--- GIVEN PROBLEM ---
Nothing should be left out: output all of the entries exactly.

--- TASK INPUTS ---
>>>>
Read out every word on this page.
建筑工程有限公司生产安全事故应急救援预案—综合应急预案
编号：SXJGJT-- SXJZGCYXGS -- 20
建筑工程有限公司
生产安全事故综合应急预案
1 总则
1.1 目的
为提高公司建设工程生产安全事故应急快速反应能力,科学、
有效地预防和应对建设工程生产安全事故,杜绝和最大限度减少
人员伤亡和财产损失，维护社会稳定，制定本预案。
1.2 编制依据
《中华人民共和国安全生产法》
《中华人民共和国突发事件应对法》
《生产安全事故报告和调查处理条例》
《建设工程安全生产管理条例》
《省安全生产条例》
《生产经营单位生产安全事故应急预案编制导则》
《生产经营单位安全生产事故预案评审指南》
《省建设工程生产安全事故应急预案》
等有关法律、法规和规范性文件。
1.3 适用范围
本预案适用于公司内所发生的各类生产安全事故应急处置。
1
<<<<
--- CORRECT ANSWER ---
Read out every word on this page.
建筑工程有限公司生产安全事故应急救援预案—综合应急预案
编号：SXJGJT-- SXJZGCYXGS -- 20
建筑工程有限公司
生产安全事故综合应急预案
1 总则
1.1 目的
为提高公司建设工程生产安全事故应急快速反应能力,科学、
有效地预防和应对建设工程生产安全事故,杜绝和最大限度减少
人员伤亡和财产损失，维护社会稳定，制定本预案。
1.2 编制依据
《中华人民共和国安全生产法》
《中华人民共和国突发事件应对法》
《生产安全事故报告和调查处理条例》
《建设工程安全生产管理条例》
《省安全生产条例》
《生产经营单位生产安全事故应急预案编制导则》
《生产经营单位安全生产事故预案评审指南》
《省建设工程生产安全事故应急预案》
等有关法律、法规和规范性文件。
1.3 适用范围
本预案适用于公司内所发生的各类生产安全事故应急处置。
1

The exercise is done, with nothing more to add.